[START OF Data supplied]

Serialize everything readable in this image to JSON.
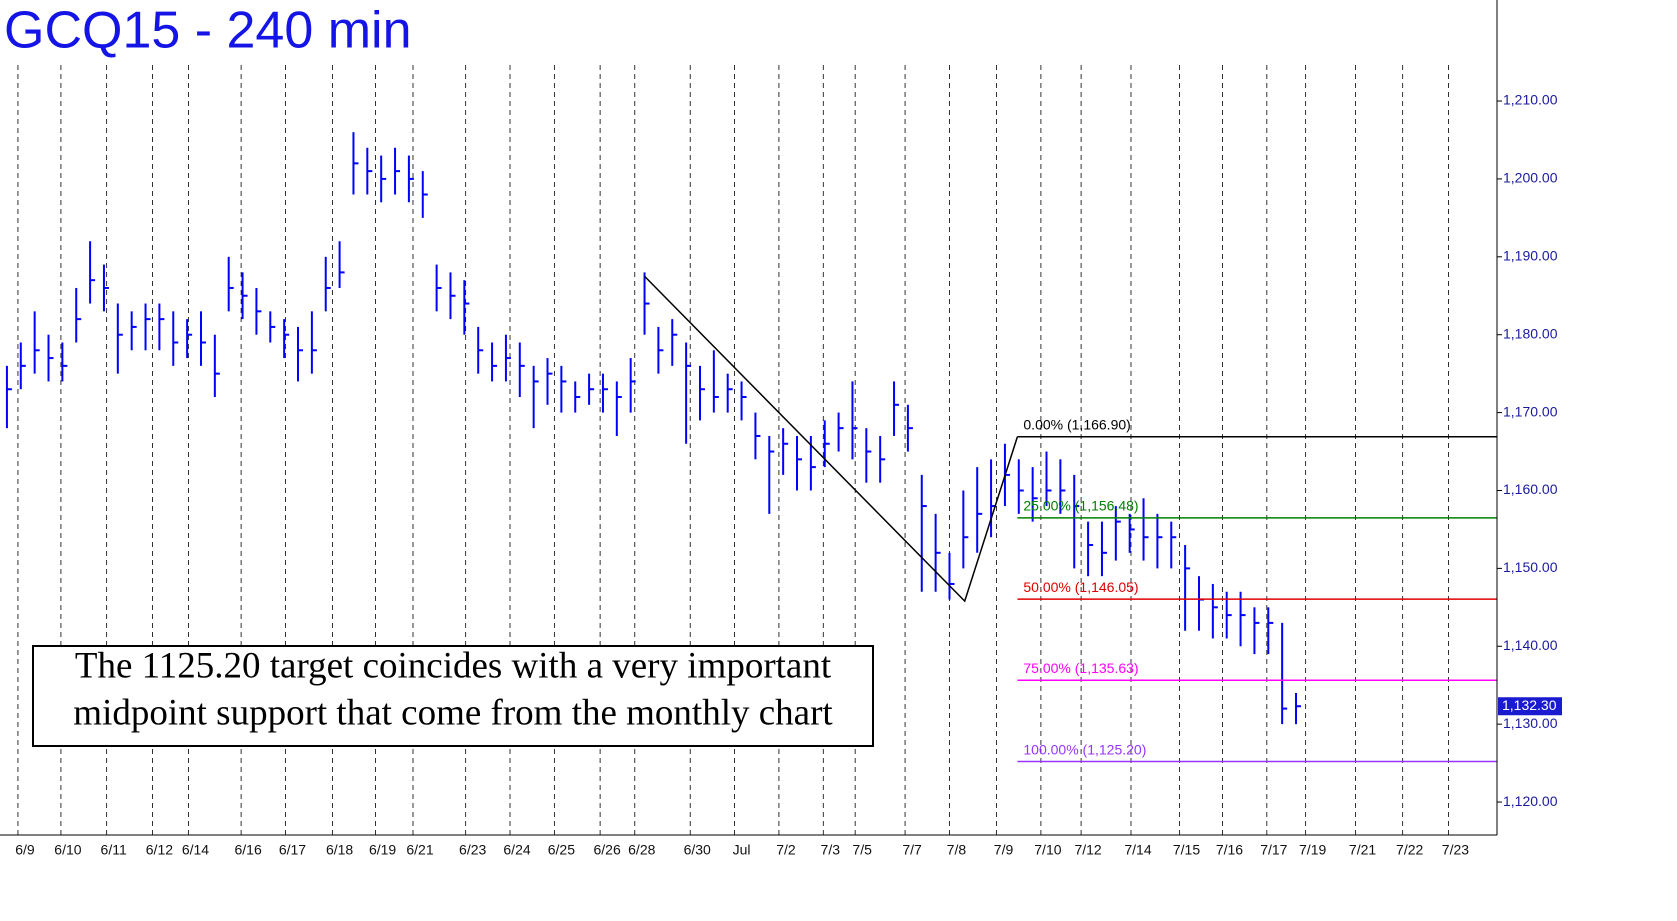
{
  "chart_data": {
    "type": "ohlc",
    "title": "GCQ15 - 240 min",
    "color": "#0000ff",
    "high": [
      1176,
      1179,
      1183,
      1180,
      1179,
      1186,
      1192,
      1189,
      1184,
      1183,
      1184,
      1184,
      1183,
      1182,
      1183,
      1180,
      1190,
      1188,
      1186,
      1183,
      1182,
      1181,
      1183,
      1190,
      1192,
      1206,
      1204,
      1203,
      1204,
      1203,
      1201,
      1189,
      1188,
      1187,
      1181,
      1179,
      1180,
      1179,
      1176,
      1177,
      1176,
      1174,
      1175,
      1175,
      1174,
      1177,
      1188,
      1181,
      1182,
      1179,
      1176,
      1178,
      1175,
      1174,
      1170,
      1167,
      1168,
      1167,
      1167,
      1169,
      1170,
      1174,
      1168,
      1167,
      1174,
      1171,
      1162,
      1157,
      1152,
      1160,
      1163,
      1164,
      1166,
      1164,
      1163,
      1165,
      1164,
      1162,
      1156,
      1156,
      1158,
      1157,
      1159,
      1157,
      1156,
      1153,
      1149,
      1148,
      1147,
      1147,
      1145,
      1145,
      1143,
      1134
    ],
    "low": [
      1168,
      1173,
      1175,
      1174,
      1174,
      1179,
      1184,
      1183,
      1175,
      1178,
      1178,
      1178,
      1176,
      1177,
      1176,
      1172,
      1183,
      1182,
      1180,
      1179,
      1177,
      1174,
      1175,
      1183,
      1186,
      1198,
      1198,
      1197,
      1198,
      1197,
      1195,
      1183,
      1182,
      1180,
      1175,
      1174,
      1174,
      1172,
      1168,
      1171,
      1170,
      1170,
      1171,
      1170,
      1167,
      1170,
      1180,
      1175,
      1176,
      1166,
      1169,
      1170,
      1170,
      1169,
      1164,
      1157,
      1162,
      1160,
      1160,
      1163,
      1165,
      1164,
      1161,
      1161,
      1167,
      1165,
      1147,
      1147,
      1146,
      1150,
      1152,
      1154,
      1158,
      1157,
      1156,
      1158,
      1157,
      1150,
      1149,
      1149,
      1151,
      1152,
      1151,
      1150,
      1150,
      1142,
      1142,
      1141,
      1141,
      1140,
      1139,
      1139,
      1130,
      1130
    ],
    "close": [
      1173,
      1176,
      1178,
      1177,
      1176,
      1182,
      1187,
      1186,
      1180,
      1181,
      1182,
      1182,
      1179,
      1180,
      1179,
      1175,
      1186,
      1185,
      1183,
      1181,
      1180,
      1178,
      1178,
      1186,
      1188,
      1202,
      1201,
      1200,
      1201,
      1200,
      1198,
      1186,
      1185,
      1184,
      1178,
      1176,
      1177,
      1176,
      1174,
      1175,
      1174,
      1172,
      1173,
      1173,
      1172,
      1174,
      1184,
      1178,
      1180,
      1176,
      1173,
      1172,
      1173,
      1172,
      1167,
      1165,
      1166,
      1164,
      1163,
      1166,
      1168,
      1168,
      1165,
      1164,
      1171,
      1168,
      1158,
      1152,
      1148,
      1154,
      1157,
      1158,
      1162,
      1160,
      1159,
      1160,
      1160,
      1158,
      1153,
      1152,
      1156,
      1155,
      1154,
      1154,
      1154,
      1150,
      1146,
      1145,
      1144,
      1144,
      1143,
      1143,
      1132,
      1132.3
    ],
    "ylim": [
      1115.77,
      1222.97
    ],
    "yticks": [
      {
        "value": 1120,
        "label": "1,120.00"
      },
      {
        "value": 1130,
        "label": "1,130.00"
      },
      {
        "value": 1140,
        "label": "1,140.00"
      },
      {
        "value": 1150,
        "label": "1,150.00"
      },
      {
        "value": 1160,
        "label": "1,160.00"
      },
      {
        "value": 1170,
        "label": "1,170.00"
      },
      {
        "value": 1180,
        "label": "1,180.00"
      },
      {
        "value": 1190,
        "label": "1,190.00"
      },
      {
        "value": 1200,
        "label": "1,200.00"
      },
      {
        "value": 1210,
        "label": "1,210.00"
      }
    ],
    "xlim": [
      0,
      108
    ],
    "xticks": [
      {
        "value": 1.8,
        "label": "6/9"
      },
      {
        "value": 4.9,
        "label": "6/10"
      },
      {
        "value": 8.2,
        "label": "6/11"
      },
      {
        "value": 11.5,
        "label": "6/12"
      },
      {
        "value": 14.1,
        "label": "6/14"
      },
      {
        "value": 17.9,
        "label": "6/16"
      },
      {
        "value": 21.1,
        "label": "6/17"
      },
      {
        "value": 24.5,
        "label": "6/18"
      },
      {
        "value": 27.6,
        "label": "6/19"
      },
      {
        "value": 30.3,
        "label": "6/21"
      },
      {
        "value": 34.1,
        "label": "6/23"
      },
      {
        "value": 37.3,
        "label": "6/24"
      },
      {
        "value": 40.5,
        "label": "6/25"
      },
      {
        "value": 43.8,
        "label": "6/26"
      },
      {
        "value": 46.3,
        "label": "6/28"
      },
      {
        "value": 50.3,
        "label": "6/30"
      },
      {
        "value": 53.5,
        "label": "Jul"
      },
      {
        "value": 56.7,
        "label": "7/2"
      },
      {
        "value": 59.9,
        "label": "7/3"
      },
      {
        "value": 62.2,
        "label": "7/5"
      },
      {
        "value": 65.8,
        "label": "7/7"
      },
      {
        "value": 69.0,
        "label": "7/8"
      },
      {
        "value": 72.4,
        "label": "7/9"
      },
      {
        "value": 75.6,
        "label": "7/10"
      },
      {
        "value": 78.5,
        "label": "7/12"
      },
      {
        "value": 82.1,
        "label": "7/14"
      },
      {
        "value": 85.6,
        "label": "7/15"
      },
      {
        "value": 88.7,
        "label": "7/16"
      },
      {
        "value": 91.9,
        "label": "7/17"
      },
      {
        "value": 94.7,
        "label": "7/19"
      },
      {
        "value": 98.3,
        "label": "7/21"
      },
      {
        "value": 101.7,
        "label": "7/22"
      },
      {
        "value": 105.0,
        "label": "7/23"
      }
    ],
    "grid": true,
    "last_price": {
      "value": 1132.3,
      "label": "1,132.30"
    },
    "swing": {
      "x": [
        46.5,
        69.6,
        73.4
      ],
      "values": [
        1187.5,
        1145.8,
        1166.9
      ],
      "color": "#000000"
    },
    "fib_levels": [
      {
        "value": 1166.9,
        "label": "0.00% (1,166.90)",
        "color": "#000000"
      },
      {
        "value": 1156.48,
        "label": "25.00% (1,156.48)",
        "color": "#008000"
      },
      {
        "value": 1146.05,
        "label": "50.00% (1,146.05)",
        "color": "#e00000"
      },
      {
        "value": 1135.63,
        "label": "75.00% (1,135.63)",
        "color": "#ff00ff"
      },
      {
        "value": 1125.2,
        "label": "100.00% (1,125.20)",
        "color": "#9933ff"
      }
    ],
    "annotation": [
      "The 1125.20 target coincides with a very important",
      "midpoint support that come from the monthly chart"
    ]
  }
}
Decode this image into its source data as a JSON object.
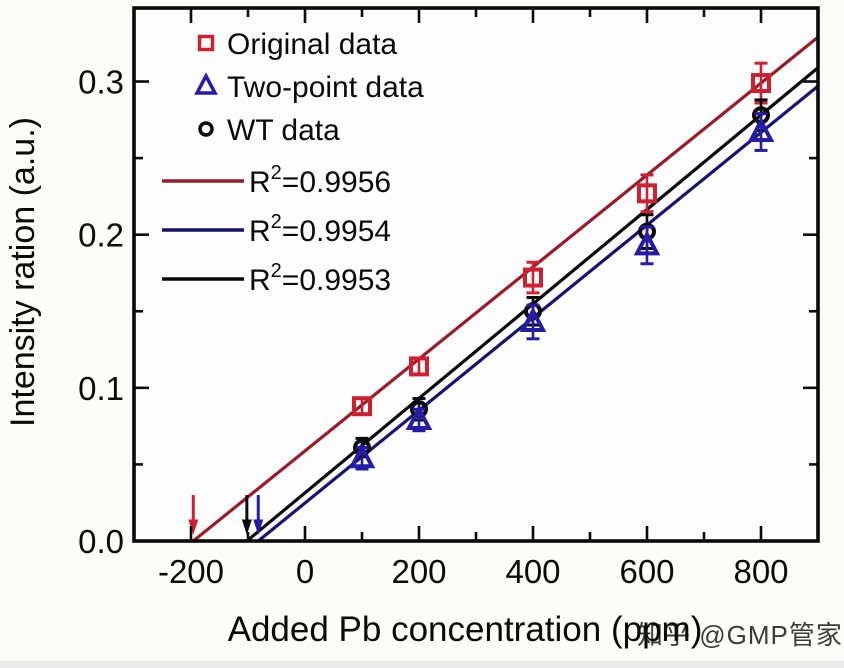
{
  "watermark": {
    "text": "知乎 @GMP管家",
    "color": "#bdbdbd"
  },
  "page": {
    "background": "#fcfcfb",
    "plot_background": "#fdfdfd",
    "frame_color": "#0a0a0a",
    "bottom_strip_color": "#e9e9e9"
  },
  "chart_data": {
    "type": "scatter",
    "title": "",
    "xlabel": "Added Pb concentration (ppm)",
    "ylabel": "Intensity ration (a.u.)",
    "xlim": [
      -300,
      900
    ],
    "ylim": [
      0,
      0.348
    ],
    "grid": false,
    "legend_position": "top-left",
    "x_major_ticks": [
      -200,
      0,
      200,
      400,
      600,
      800
    ],
    "x_minor_ticks": [
      -100,
      100,
      300,
      500,
      700
    ],
    "y_major_ticks": [
      0.0,
      0.1,
      0.2,
      0.3
    ],
    "y_minor_ticks": [
      0.05,
      0.15,
      0.25
    ],
    "x": [
      100,
      200,
      400,
      600,
      800
    ],
    "series": [
      {
        "name": "Original data",
        "marker": "square",
        "color": "#d01f2f",
        "values": [
          0.088,
          0.114,
          0.172,
          0.227,
          0.299
        ],
        "yerr": [
          0.005,
          0.005,
          0.01,
          0.012,
          0.013
        ]
      },
      {
        "name": "Two-point data",
        "marker": "triangle",
        "color": "#241ca6",
        "values": [
          0.054,
          0.079,
          0.143,
          0.193,
          0.267
        ],
        "yerr": [
          0.007,
          0.007,
          0.011,
          0.012,
          0.012
        ]
      },
      {
        "name": "WT data",
        "marker": "circle",
        "color": "#0a0a0a",
        "values": [
          0.061,
          0.086,
          0.15,
          0.202,
          0.278
        ],
        "yerr": [
          0.006,
          0.007,
          0.009,
          0.011,
          0.01
        ]
      }
    ],
    "fits": [
      {
        "r2": "0.9956",
        "label": "R²=0.9956",
        "color": "#9b1b2a",
        "x_intercept": -196,
        "x_end": 900,
        "y_end": 0.329
      },
      {
        "r2": "0.9954",
        "label": "R²=0.9954",
        "color": "#18136e",
        "x_intercept": -82,
        "x_end": 900,
        "y_end": 0.297
      },
      {
        "r2": "0.9953",
        "label": "R²=0.9953",
        "color": "#0a0a0a",
        "x_intercept": -102,
        "x_end": 900,
        "y_end": 0.309
      }
    ],
    "arrows": [
      {
        "x": -196,
        "color": "#d01f2f"
      },
      {
        "x": -102,
        "color": "#0a0a0a"
      },
      {
        "x": -82,
        "color": "#241ca6"
      }
    ]
  }
}
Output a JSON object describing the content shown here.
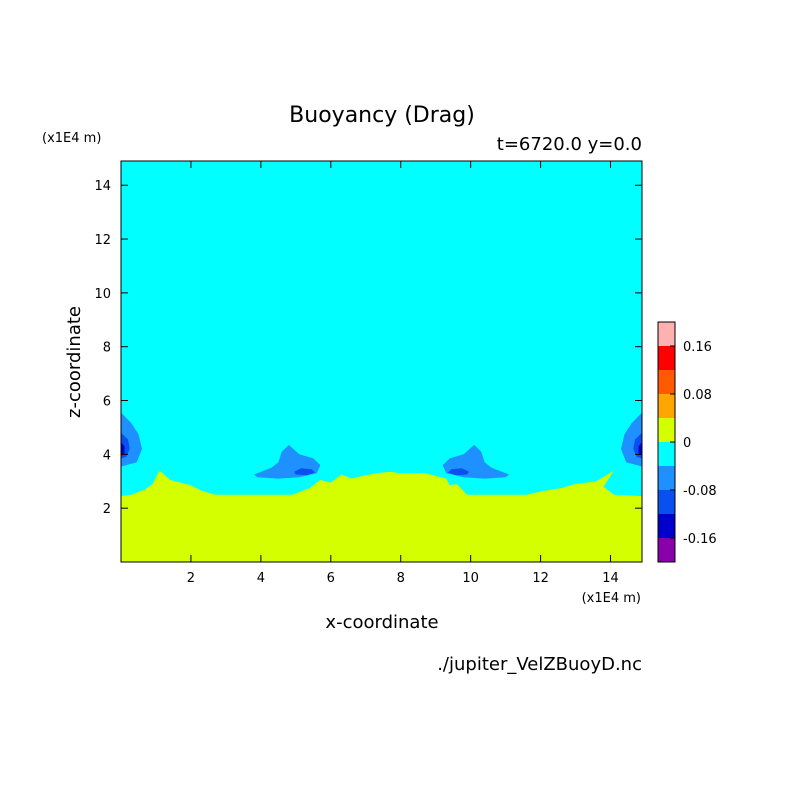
{
  "chart_data": {
    "type": "heatmap",
    "title": "Buoyancy (Drag)",
    "subtitle": "t=6720.0 y=0.0",
    "xlabel": "x-coordinate",
    "ylabel": "z-coordinate",
    "x_unit": "(x1E4 m)",
    "y_unit": "(x1E4 m)",
    "xlim": [
      0,
      14.9
    ],
    "ylim": [
      0,
      14.9
    ],
    "x_ticks": [
      2,
      4,
      6,
      8,
      10,
      12,
      14
    ],
    "y_ticks": [
      2,
      4,
      6,
      8,
      10,
      12,
      14
    ],
    "source_file": "./jupiter_VelZBuoyD.nc",
    "grid": false,
    "legend_position": "right",
    "colorbar": {
      "range": [
        -0.2,
        0.2
      ],
      "levels": [
        -0.2,
        -0.16,
        -0.12,
        -0.08,
        -0.04,
        0,
        0.04,
        0.08,
        0.12,
        0.16,
        0.2
      ],
      "colors": [
        "#8800aa",
        "#0000cc",
        "#0a50f0",
        "#1e90ff",
        "#00ffff",
        "#d4ff00",
        "#ffa500",
        "#ff5a00",
        "#ff0000",
        "#ffb0b0"
      ],
      "tick_values": [
        0.16,
        0.08,
        0,
        -0.08,
        -0.16
      ],
      "tick_labels": [
        "0.16",
        "0.08",
        "0",
        "-0.08",
        "-0.16"
      ]
    },
    "background_fill": "#00ffff",
    "regions": [
      {
        "band": "0 to 0.04",
        "color": "#d4ff00",
        "points": [
          [
            0,
            0
          ],
          [
            14.9,
            0
          ],
          [
            14.9,
            2.45
          ],
          [
            14.1,
            2.5
          ],
          [
            13.8,
            2.8
          ],
          [
            14.1,
            3.4
          ],
          [
            13.6,
            3.0
          ],
          [
            13.0,
            2.9
          ],
          [
            12.6,
            2.75
          ],
          [
            12.1,
            2.65
          ],
          [
            11.6,
            2.5
          ],
          [
            9.9,
            2.5
          ],
          [
            9.6,
            2.9
          ],
          [
            9.4,
            2.85
          ],
          [
            9.3,
            3.1
          ],
          [
            9.0,
            3.2
          ],
          [
            8.7,
            3.3
          ],
          [
            8.0,
            3.3
          ],
          [
            7.7,
            3.35
          ],
          [
            7.3,
            3.3
          ],
          [
            6.9,
            3.2
          ],
          [
            6.6,
            3.1
          ],
          [
            6.3,
            3.25
          ],
          [
            6.0,
            2.95
          ],
          [
            5.7,
            3.05
          ],
          [
            5.4,
            2.75
          ],
          [
            5.1,
            2.6
          ],
          [
            4.9,
            2.5
          ],
          [
            2.7,
            2.5
          ],
          [
            2.3,
            2.65
          ],
          [
            2.0,
            2.85
          ],
          [
            1.7,
            2.95
          ],
          [
            1.4,
            3.05
          ],
          [
            1.1,
            3.4
          ],
          [
            0.9,
            2.9
          ],
          [
            0.7,
            2.7
          ],
          [
            0.3,
            2.5
          ],
          [
            0,
            2.45
          ]
        ]
      },
      {
        "band": "-0.08 to -0.04",
        "color": "#1e90ff",
        "points": [
          [
            0,
            5.55
          ],
          [
            0.3,
            5.15
          ],
          [
            0.5,
            4.75
          ],
          [
            0.6,
            4.2
          ],
          [
            0.45,
            3.7
          ],
          [
            0,
            3.55
          ]
        ]
      },
      {
        "band": "-0.12 to -0.08",
        "color": "#0a50f0",
        "points": [
          [
            0,
            4.8
          ],
          [
            0.2,
            4.55
          ],
          [
            0.25,
            4.2
          ],
          [
            0.15,
            3.9
          ],
          [
            0,
            3.85
          ]
        ]
      },
      {
        "band": "-0.16 to -0.12",
        "color": "#0000cc",
        "points": [
          [
            0,
            4.45
          ],
          [
            0.1,
            4.3
          ],
          [
            0.1,
            4.05
          ],
          [
            0,
            3.95
          ]
        ]
      },
      {
        "band": "-0.08 to -0.04",
        "color": "#1e90ff",
        "points": [
          [
            14.9,
            5.55
          ],
          [
            14.6,
            5.15
          ],
          [
            14.4,
            4.75
          ],
          [
            14.3,
            4.2
          ],
          [
            14.45,
            3.7
          ],
          [
            14.9,
            3.55
          ]
        ]
      },
      {
        "band": "-0.12 to -0.08",
        "color": "#0a50f0",
        "points": [
          [
            14.9,
            4.8
          ],
          [
            14.7,
            4.55
          ],
          [
            14.65,
            4.2
          ],
          [
            14.75,
            3.9
          ],
          [
            14.9,
            3.85
          ]
        ]
      },
      {
        "band": "-0.16 to -0.12",
        "color": "#0000cc",
        "points": [
          [
            14.9,
            4.45
          ],
          [
            14.8,
            4.3
          ],
          [
            14.8,
            4.05
          ],
          [
            14.9,
            3.95
          ]
        ]
      },
      {
        "band": "-0.08 to -0.04",
        "color": "#1e90ff",
        "points": [
          [
            3.8,
            3.25
          ],
          [
            4.3,
            3.5
          ],
          [
            4.5,
            3.7
          ],
          [
            4.6,
            4.1
          ],
          [
            4.8,
            4.35
          ],
          [
            5.1,
            4.0
          ],
          [
            5.5,
            3.85
          ],
          [
            5.7,
            3.6
          ],
          [
            5.6,
            3.3
          ],
          [
            5.1,
            3.15
          ],
          [
            4.5,
            3.1
          ],
          [
            3.9,
            3.15
          ]
        ]
      },
      {
        "band": "-0.12 to -0.08",
        "color": "#0a50f0",
        "points": [
          [
            4.95,
            3.35
          ],
          [
            5.15,
            3.48
          ],
          [
            5.45,
            3.45
          ],
          [
            5.55,
            3.32
          ],
          [
            5.3,
            3.22
          ],
          [
            5.0,
            3.25
          ]
        ]
      },
      {
        "band": "-0.08 to -0.04",
        "color": "#1e90ff",
        "points": [
          [
            11.1,
            3.25
          ],
          [
            10.6,
            3.5
          ],
          [
            10.4,
            3.7
          ],
          [
            10.3,
            4.1
          ],
          [
            10.1,
            4.35
          ],
          [
            9.8,
            4.0
          ],
          [
            9.4,
            3.85
          ],
          [
            9.2,
            3.6
          ],
          [
            9.3,
            3.3
          ],
          [
            9.8,
            3.15
          ],
          [
            10.4,
            3.1
          ],
          [
            11.0,
            3.15
          ]
        ]
      },
      {
        "band": "-0.12 to -0.08",
        "color": "#0a50f0",
        "points": [
          [
            9.95,
            3.35
          ],
          [
            9.75,
            3.48
          ],
          [
            9.45,
            3.45
          ],
          [
            9.35,
            3.32
          ],
          [
            9.6,
            3.22
          ],
          [
            9.9,
            3.25
          ]
        ]
      }
    ]
  }
}
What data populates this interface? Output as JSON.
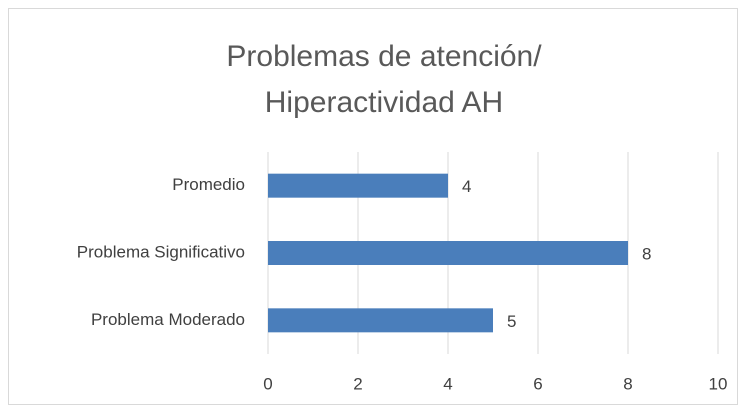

[END OF Data supplied]

• Brief: From the entries above, select each line containing the string "object".

• Solution to this exercise:
Decode this image into its source data as a JSON object.
Output a JSON object describing the content shown here.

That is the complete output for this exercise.